* BEGIN Items *

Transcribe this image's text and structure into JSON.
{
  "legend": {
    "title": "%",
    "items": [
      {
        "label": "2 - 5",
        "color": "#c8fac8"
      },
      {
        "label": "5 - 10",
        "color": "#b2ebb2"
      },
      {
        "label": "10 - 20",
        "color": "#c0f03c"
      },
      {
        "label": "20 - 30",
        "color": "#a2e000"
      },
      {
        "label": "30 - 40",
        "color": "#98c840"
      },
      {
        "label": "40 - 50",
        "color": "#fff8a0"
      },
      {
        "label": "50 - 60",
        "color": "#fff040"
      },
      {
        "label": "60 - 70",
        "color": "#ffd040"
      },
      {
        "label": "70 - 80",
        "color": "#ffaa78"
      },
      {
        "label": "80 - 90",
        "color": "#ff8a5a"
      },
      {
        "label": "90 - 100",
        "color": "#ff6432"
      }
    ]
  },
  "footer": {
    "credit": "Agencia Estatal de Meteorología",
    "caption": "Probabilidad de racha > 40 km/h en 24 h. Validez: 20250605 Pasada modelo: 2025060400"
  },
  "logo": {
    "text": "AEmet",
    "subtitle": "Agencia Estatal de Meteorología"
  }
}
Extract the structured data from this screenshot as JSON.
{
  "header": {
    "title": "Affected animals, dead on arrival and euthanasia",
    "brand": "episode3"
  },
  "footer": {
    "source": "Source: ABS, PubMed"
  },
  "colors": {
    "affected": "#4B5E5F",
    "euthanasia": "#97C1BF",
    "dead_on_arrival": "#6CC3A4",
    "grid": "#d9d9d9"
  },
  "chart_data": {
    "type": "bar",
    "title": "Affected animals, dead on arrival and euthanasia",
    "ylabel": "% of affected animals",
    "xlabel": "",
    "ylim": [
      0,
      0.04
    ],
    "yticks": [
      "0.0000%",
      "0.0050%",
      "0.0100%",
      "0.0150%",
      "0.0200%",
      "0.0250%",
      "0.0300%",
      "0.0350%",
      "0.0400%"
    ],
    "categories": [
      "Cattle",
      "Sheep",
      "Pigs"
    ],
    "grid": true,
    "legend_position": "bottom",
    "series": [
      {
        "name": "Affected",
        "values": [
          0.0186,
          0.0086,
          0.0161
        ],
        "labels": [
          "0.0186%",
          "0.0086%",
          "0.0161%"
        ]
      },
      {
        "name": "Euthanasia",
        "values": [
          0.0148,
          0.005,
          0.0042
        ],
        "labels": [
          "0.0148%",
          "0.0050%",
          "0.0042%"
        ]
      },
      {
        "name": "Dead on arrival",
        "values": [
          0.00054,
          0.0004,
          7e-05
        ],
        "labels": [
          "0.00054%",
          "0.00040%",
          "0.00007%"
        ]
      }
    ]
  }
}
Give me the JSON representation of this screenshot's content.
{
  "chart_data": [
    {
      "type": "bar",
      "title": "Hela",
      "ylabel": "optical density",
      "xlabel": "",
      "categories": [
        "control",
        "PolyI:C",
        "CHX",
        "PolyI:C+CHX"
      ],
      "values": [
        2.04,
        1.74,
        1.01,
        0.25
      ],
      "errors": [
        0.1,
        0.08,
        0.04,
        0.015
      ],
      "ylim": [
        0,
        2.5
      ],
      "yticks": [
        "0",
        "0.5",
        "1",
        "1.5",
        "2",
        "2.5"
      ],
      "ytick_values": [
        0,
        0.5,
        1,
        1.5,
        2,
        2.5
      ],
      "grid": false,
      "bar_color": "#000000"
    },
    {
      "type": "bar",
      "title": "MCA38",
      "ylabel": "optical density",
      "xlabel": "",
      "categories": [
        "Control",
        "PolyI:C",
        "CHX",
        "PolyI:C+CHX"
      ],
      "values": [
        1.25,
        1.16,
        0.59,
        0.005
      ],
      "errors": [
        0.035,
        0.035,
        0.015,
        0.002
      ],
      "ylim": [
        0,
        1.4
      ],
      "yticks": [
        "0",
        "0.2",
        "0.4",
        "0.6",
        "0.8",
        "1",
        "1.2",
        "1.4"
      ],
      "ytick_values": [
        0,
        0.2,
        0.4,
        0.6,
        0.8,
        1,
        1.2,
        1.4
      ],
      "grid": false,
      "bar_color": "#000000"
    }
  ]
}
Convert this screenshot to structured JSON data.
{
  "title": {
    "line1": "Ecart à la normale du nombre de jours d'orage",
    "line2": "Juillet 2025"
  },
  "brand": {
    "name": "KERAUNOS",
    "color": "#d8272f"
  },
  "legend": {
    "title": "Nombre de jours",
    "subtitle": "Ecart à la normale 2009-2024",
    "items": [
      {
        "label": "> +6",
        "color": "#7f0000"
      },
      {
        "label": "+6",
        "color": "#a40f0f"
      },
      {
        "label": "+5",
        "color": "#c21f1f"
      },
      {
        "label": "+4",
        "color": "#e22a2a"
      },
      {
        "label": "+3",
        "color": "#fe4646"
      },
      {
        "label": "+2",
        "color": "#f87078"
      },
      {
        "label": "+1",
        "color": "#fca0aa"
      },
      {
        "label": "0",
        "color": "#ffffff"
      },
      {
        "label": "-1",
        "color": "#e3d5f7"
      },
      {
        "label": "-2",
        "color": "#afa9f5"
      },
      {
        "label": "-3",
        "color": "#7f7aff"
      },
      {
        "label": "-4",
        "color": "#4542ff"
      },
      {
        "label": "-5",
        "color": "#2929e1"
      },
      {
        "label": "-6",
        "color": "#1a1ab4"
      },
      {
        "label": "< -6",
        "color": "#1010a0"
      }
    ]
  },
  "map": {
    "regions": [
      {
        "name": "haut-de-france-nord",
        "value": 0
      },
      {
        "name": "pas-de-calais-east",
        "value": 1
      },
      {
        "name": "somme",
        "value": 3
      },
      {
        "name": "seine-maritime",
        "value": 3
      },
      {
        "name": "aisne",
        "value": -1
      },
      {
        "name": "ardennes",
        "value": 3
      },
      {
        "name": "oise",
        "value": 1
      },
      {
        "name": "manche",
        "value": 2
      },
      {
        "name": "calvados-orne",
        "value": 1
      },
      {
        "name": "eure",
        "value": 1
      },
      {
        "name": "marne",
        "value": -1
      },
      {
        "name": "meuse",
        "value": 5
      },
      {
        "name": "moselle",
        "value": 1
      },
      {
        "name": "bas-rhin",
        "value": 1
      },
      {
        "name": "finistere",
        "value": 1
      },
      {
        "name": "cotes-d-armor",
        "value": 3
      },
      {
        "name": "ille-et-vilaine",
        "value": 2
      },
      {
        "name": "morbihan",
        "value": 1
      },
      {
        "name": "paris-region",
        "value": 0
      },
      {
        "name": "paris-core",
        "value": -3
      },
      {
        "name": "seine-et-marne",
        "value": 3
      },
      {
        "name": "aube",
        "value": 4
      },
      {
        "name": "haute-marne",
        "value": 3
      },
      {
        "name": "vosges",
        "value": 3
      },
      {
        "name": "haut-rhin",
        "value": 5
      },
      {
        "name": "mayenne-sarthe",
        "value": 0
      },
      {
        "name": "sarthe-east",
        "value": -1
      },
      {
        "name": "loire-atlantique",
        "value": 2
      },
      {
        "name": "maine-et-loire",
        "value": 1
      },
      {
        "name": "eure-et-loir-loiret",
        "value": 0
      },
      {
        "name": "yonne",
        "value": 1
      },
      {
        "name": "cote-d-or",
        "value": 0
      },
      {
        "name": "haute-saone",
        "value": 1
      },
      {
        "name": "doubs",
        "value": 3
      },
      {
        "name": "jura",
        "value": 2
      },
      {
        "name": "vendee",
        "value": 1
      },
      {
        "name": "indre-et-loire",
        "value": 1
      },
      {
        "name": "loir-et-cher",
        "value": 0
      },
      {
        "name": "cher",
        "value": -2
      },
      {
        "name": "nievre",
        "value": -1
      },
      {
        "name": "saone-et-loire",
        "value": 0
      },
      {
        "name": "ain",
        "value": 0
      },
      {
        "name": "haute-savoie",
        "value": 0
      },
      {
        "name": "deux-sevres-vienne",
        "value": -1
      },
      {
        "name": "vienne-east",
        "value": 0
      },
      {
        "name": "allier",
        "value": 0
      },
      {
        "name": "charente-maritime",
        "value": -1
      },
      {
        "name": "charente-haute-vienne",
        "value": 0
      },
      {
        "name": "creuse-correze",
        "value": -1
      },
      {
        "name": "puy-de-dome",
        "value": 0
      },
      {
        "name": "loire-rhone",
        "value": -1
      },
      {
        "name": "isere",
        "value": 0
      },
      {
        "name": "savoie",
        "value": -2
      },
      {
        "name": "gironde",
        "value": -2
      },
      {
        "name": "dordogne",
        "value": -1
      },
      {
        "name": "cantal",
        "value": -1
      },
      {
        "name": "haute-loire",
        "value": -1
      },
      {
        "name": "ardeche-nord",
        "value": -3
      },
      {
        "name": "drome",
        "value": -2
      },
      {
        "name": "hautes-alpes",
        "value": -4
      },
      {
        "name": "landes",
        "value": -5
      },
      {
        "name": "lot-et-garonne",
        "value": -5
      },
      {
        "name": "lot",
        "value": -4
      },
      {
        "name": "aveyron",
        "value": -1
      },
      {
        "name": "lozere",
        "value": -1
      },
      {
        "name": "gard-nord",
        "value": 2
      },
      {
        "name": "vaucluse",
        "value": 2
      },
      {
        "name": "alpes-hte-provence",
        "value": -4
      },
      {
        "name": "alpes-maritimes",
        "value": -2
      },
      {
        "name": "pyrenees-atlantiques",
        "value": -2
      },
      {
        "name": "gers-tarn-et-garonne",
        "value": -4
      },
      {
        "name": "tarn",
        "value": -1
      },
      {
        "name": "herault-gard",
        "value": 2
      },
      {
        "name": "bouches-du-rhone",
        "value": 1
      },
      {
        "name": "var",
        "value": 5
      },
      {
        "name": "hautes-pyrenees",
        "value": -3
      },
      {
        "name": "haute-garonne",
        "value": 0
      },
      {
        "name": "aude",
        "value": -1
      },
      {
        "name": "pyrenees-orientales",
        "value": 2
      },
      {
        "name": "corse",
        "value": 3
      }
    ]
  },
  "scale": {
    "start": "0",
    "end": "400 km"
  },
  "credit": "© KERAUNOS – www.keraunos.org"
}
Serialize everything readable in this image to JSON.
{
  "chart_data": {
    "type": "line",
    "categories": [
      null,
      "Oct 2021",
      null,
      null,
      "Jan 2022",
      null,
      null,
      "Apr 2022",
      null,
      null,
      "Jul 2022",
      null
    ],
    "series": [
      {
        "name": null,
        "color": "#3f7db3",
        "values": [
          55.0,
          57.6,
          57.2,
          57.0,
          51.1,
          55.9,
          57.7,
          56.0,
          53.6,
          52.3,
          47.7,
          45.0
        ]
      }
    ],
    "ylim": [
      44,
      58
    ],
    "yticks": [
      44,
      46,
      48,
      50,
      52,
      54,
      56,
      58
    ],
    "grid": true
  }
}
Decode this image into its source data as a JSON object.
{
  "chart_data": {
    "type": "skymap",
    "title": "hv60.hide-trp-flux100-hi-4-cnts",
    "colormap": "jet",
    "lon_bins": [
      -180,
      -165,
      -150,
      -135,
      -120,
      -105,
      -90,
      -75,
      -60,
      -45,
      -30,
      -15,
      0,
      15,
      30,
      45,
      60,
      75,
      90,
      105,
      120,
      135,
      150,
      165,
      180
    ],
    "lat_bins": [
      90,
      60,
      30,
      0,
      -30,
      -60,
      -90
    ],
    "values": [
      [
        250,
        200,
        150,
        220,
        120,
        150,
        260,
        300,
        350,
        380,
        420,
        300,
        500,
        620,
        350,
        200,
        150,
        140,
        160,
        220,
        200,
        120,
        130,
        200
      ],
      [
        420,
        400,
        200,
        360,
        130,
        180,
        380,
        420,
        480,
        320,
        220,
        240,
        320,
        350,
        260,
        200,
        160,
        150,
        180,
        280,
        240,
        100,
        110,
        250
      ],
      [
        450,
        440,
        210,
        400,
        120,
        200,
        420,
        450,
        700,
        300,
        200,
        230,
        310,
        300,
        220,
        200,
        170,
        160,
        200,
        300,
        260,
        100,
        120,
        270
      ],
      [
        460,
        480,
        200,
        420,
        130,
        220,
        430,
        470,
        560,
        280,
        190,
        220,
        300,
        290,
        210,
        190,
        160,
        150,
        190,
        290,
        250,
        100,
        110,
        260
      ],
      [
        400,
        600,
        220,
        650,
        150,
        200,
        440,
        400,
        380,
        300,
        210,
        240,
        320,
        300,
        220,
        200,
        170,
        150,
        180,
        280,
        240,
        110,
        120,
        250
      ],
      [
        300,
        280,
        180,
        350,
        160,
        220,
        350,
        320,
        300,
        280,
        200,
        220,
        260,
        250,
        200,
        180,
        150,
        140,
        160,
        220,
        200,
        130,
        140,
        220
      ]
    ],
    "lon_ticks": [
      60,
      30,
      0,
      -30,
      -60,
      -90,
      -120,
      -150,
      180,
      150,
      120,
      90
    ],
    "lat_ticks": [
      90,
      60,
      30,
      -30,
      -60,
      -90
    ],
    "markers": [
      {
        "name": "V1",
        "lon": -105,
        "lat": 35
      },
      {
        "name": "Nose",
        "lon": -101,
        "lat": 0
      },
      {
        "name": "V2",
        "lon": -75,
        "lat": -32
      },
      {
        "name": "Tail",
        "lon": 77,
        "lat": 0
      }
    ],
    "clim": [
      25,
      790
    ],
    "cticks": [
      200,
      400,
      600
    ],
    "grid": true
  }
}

* END Items *

From the listing, copy each line containing the word "subtitle".

Result for this task:
    "subtitle": "Agencia Estatal de Meteorología"
    "subtitle": "Ecart à la normale 2009-2024",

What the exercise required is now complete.